[Extracted data entries]
::::::

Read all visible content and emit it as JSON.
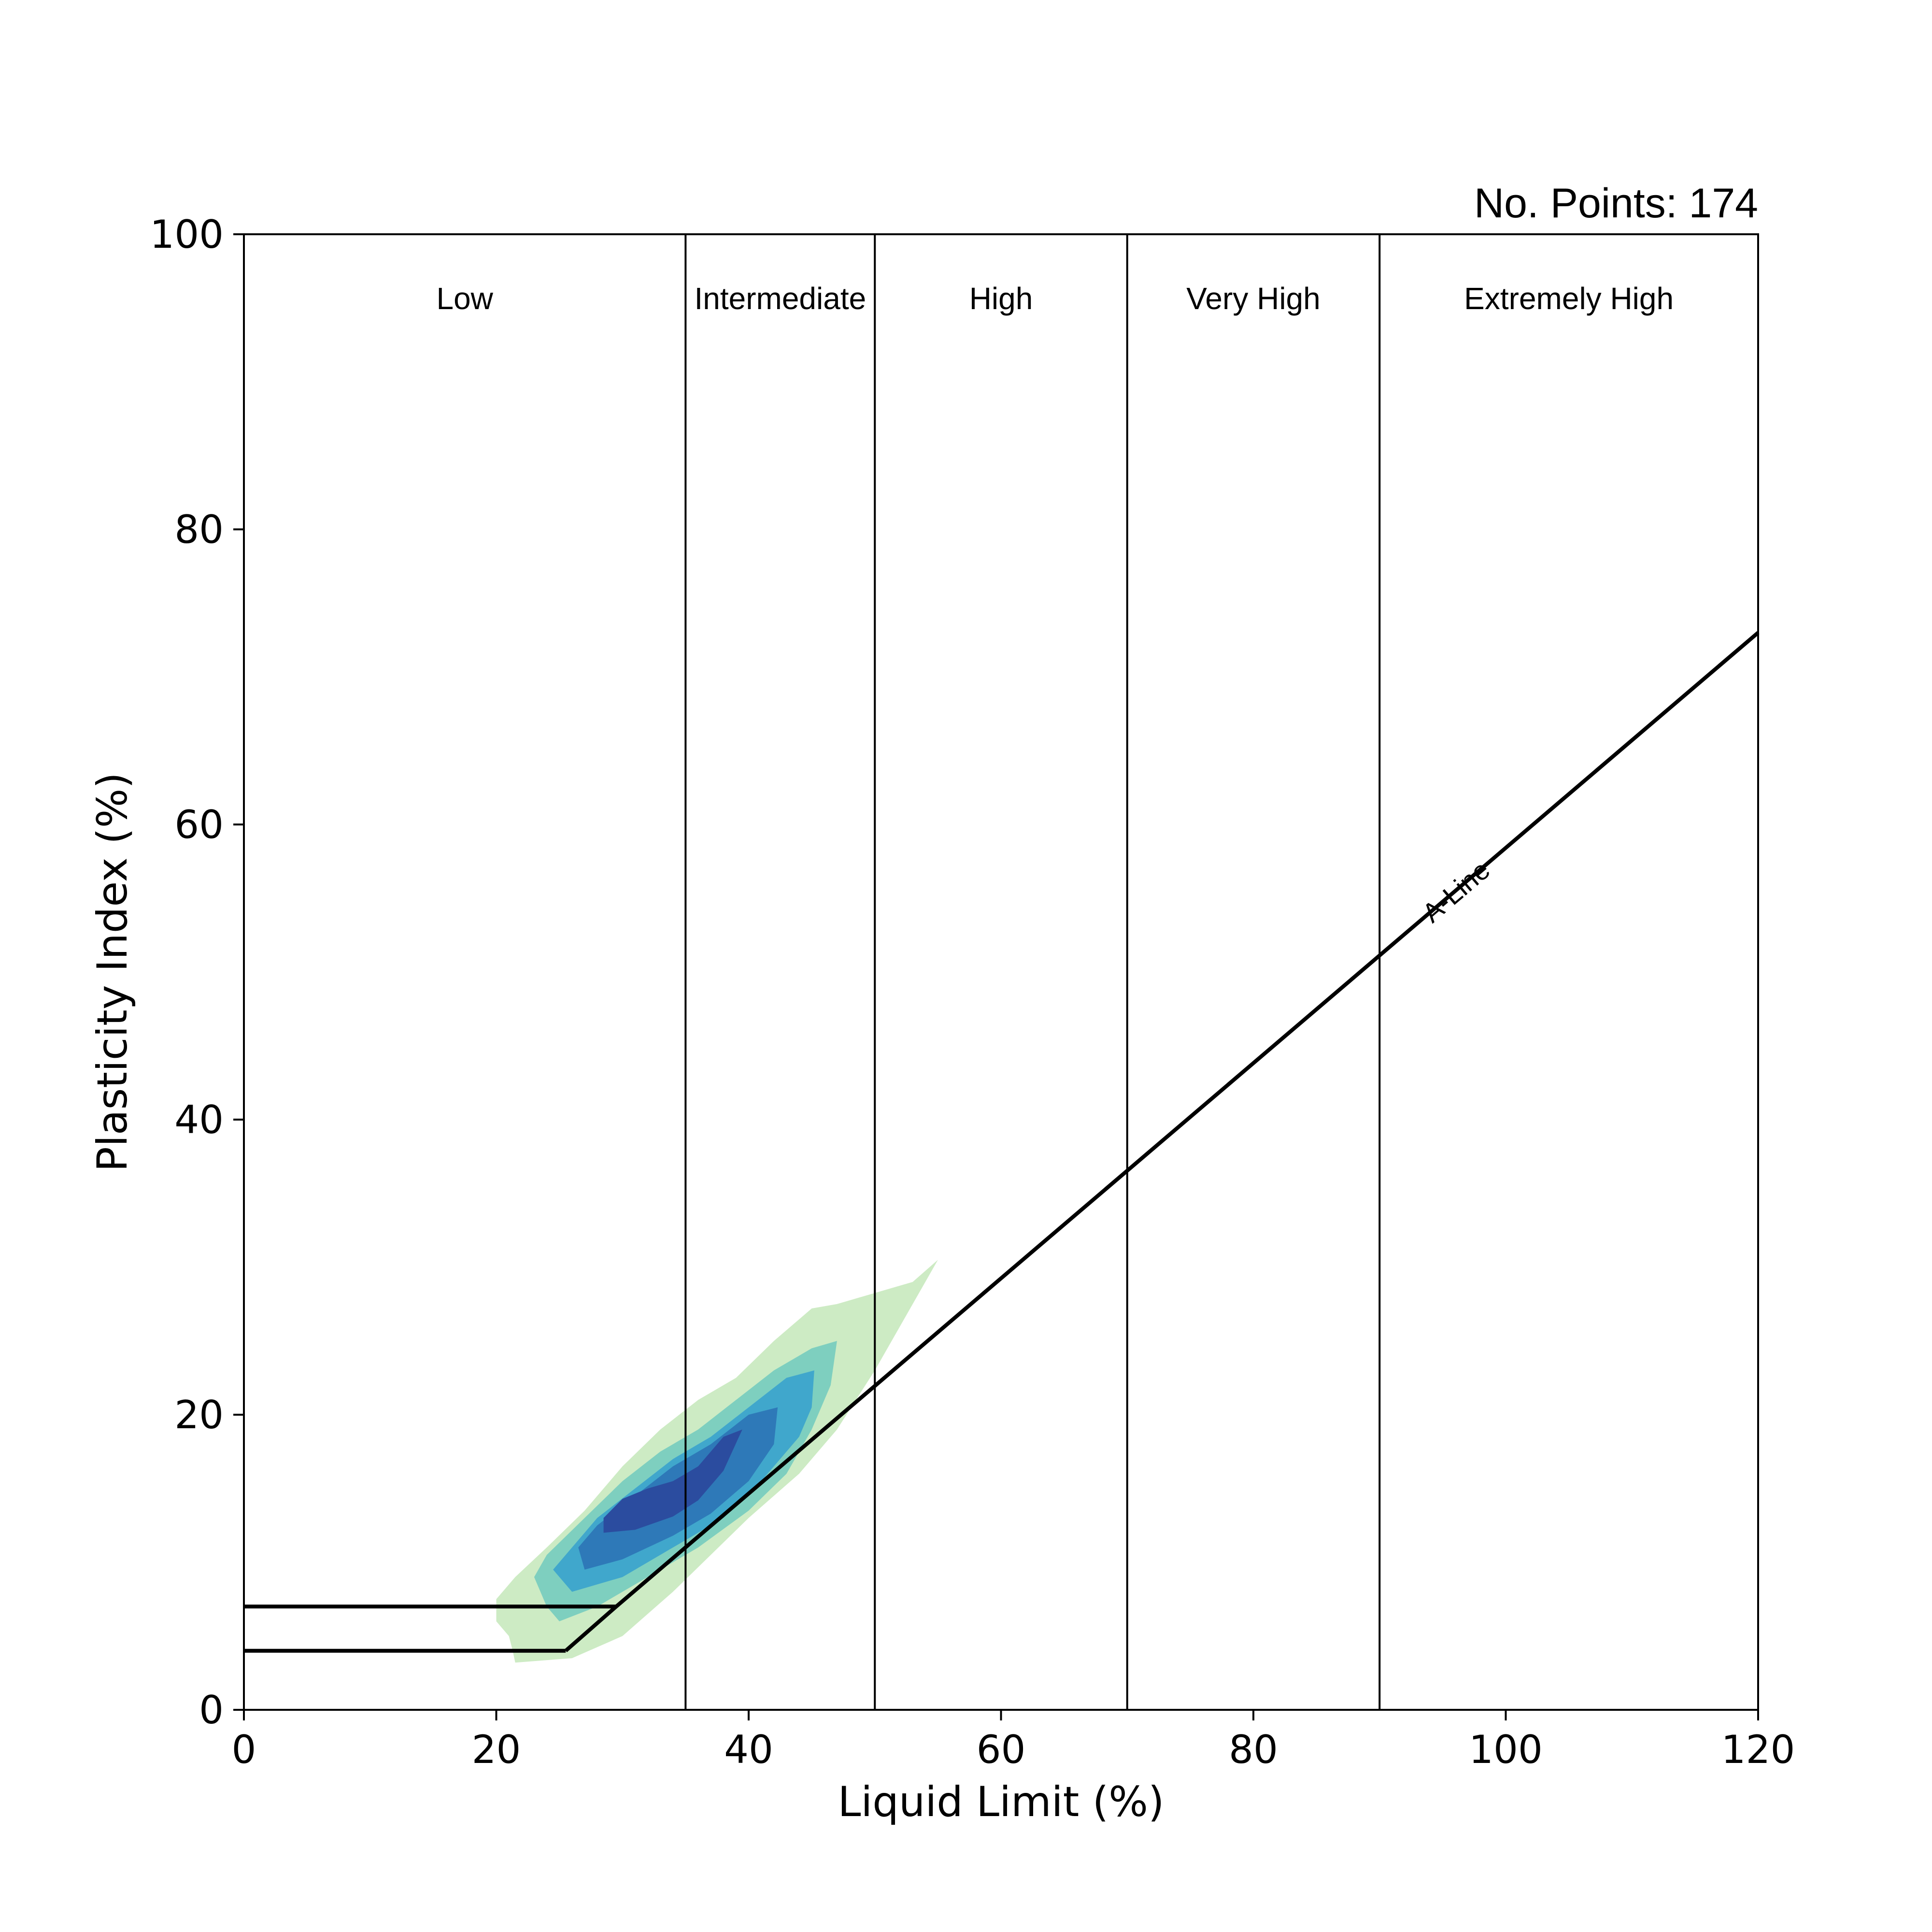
{
  "chart_data": {
    "type": "contour",
    "title": "",
    "annotation": "No. Points: 174",
    "xlabel": "Liquid Limit (%)",
    "ylabel": "Plasticity Index (%)",
    "xlim": [
      0,
      120
    ],
    "ylim": [
      0,
      100
    ],
    "xticks": [
      0,
      20,
      40,
      60,
      80,
      100,
      120
    ],
    "yticks": [
      0,
      20,
      40,
      60,
      80,
      100
    ],
    "plasticity_zones": [
      {
        "label": "Low",
        "from": 0,
        "to": 35
      },
      {
        "label": "Intermediate",
        "from": 35,
        "to": 50
      },
      {
        "label": "High",
        "from": 50,
        "to": 70
      },
      {
        "label": "Very High",
        "from": 70,
        "to": 90
      },
      {
        "label": "Extremely High",
        "from": 90,
        "to": 120
      }
    ],
    "zone_boundaries_x": [
      35,
      50,
      70,
      90
    ],
    "a_line": {
      "label": "A-Line",
      "points": [
        [
          25.5,
          4
        ],
        [
          29.5,
          7
        ],
        [
          120,
          73
        ]
      ]
    },
    "cl_ml_lines": [
      {
        "y": 7,
        "x_end": 29.5
      },
      {
        "y": 4,
        "x_end": 25.5
      }
    ],
    "density_levels": [
      {
        "color": "#cdebc4",
        "polygon": [
          [
            21.5,
            3.2
          ],
          [
            26,
            3.5
          ],
          [
            30,
            5
          ],
          [
            34,
            8
          ],
          [
            37,
            10.5
          ],
          [
            40,
            13
          ],
          [
            44,
            16
          ],
          [
            47,
            19
          ],
          [
            50,
            23
          ],
          [
            52,
            26
          ],
          [
            54,
            29
          ],
          [
            55,
            30.5
          ],
          [
            53,
            29
          ],
          [
            49,
            28
          ],
          [
            47,
            27.5
          ],
          [
            45,
            27.2
          ],
          [
            42,
            25
          ],
          [
            39,
            22.5
          ],
          [
            36,
            21
          ],
          [
            33,
            19
          ],
          [
            30,
            16.5
          ],
          [
            27,
            13.5
          ],
          [
            24,
            11
          ],
          [
            21.5,
            9
          ],
          [
            20,
            7.5
          ],
          [
            20,
            6
          ],
          [
            21,
            5
          ],
          [
            21.3,
            4
          ]
        ]
      },
      {
        "color": "#7ecfbf",
        "polygon": [
          [
            25,
            6
          ],
          [
            28,
            7
          ],
          [
            32,
            9
          ],
          [
            36,
            11
          ],
          [
            40,
            13.5
          ],
          [
            43,
            16
          ],
          [
            45,
            19
          ],
          [
            46.5,
            22
          ],
          [
            47,
            25
          ],
          [
            45,
            24.5
          ],
          [
            42,
            23
          ],
          [
            39,
            21
          ],
          [
            36,
            19
          ],
          [
            33,
            17.5
          ],
          [
            30,
            15.5
          ],
          [
            27,
            13
          ],
          [
            24,
            10.5
          ],
          [
            23,
            9
          ],
          [
            24,
            7
          ]
        ]
      },
      {
        "color": "#40a7cc",
        "polygon": [
          [
            26,
            8
          ],
          [
            30,
            9
          ],
          [
            34,
            11
          ],
          [
            38,
            13
          ],
          [
            41,
            15.5
          ],
          [
            44,
            18.5
          ],
          [
            45,
            20.5
          ],
          [
            45.2,
            23
          ],
          [
            43,
            22.5
          ],
          [
            40,
            20.5
          ],
          [
            37,
            18.5
          ],
          [
            34,
            17
          ],
          [
            31,
            15
          ],
          [
            28,
            13
          ],
          [
            26,
            11
          ],
          [
            24.5,
            9.5
          ]
        ]
      },
      {
        "color": "#2e79b8",
        "polygon": [
          [
            27,
            9.5
          ],
          [
            30,
            10.2
          ],
          [
            34,
            11.8
          ],
          [
            37,
            13.3
          ],
          [
            40,
            15.5
          ],
          [
            42,
            18
          ],
          [
            42.3,
            20.5
          ],
          [
            40,
            20
          ],
          [
            37,
            18
          ],
          [
            34,
            16.5
          ],
          [
            31,
            14.5
          ],
          [
            28,
            12.5
          ],
          [
            26.5,
            11
          ]
        ]
      },
      {
        "color": "#2b4c9f",
        "polygon": [
          [
            28.5,
            12
          ],
          [
            31,
            12.2
          ],
          [
            34,
            13.1
          ],
          [
            36,
            14.2
          ],
          [
            38,
            16.2
          ],
          [
            39.5,
            19
          ],
          [
            38,
            18.5
          ],
          [
            36,
            16.5
          ],
          [
            34,
            15.5
          ],
          [
            32,
            15
          ],
          [
            30,
            14.3
          ],
          [
            28.5,
            13
          ]
        ]
      }
    ]
  }
}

::::::

- _PROBLEM_:
Lines containing the string "High" are to be selected and copied.

- _RESULT FOR THIS TASK_:
        "label": "High",
        "label": "Very High",
        "label": "Extremely High",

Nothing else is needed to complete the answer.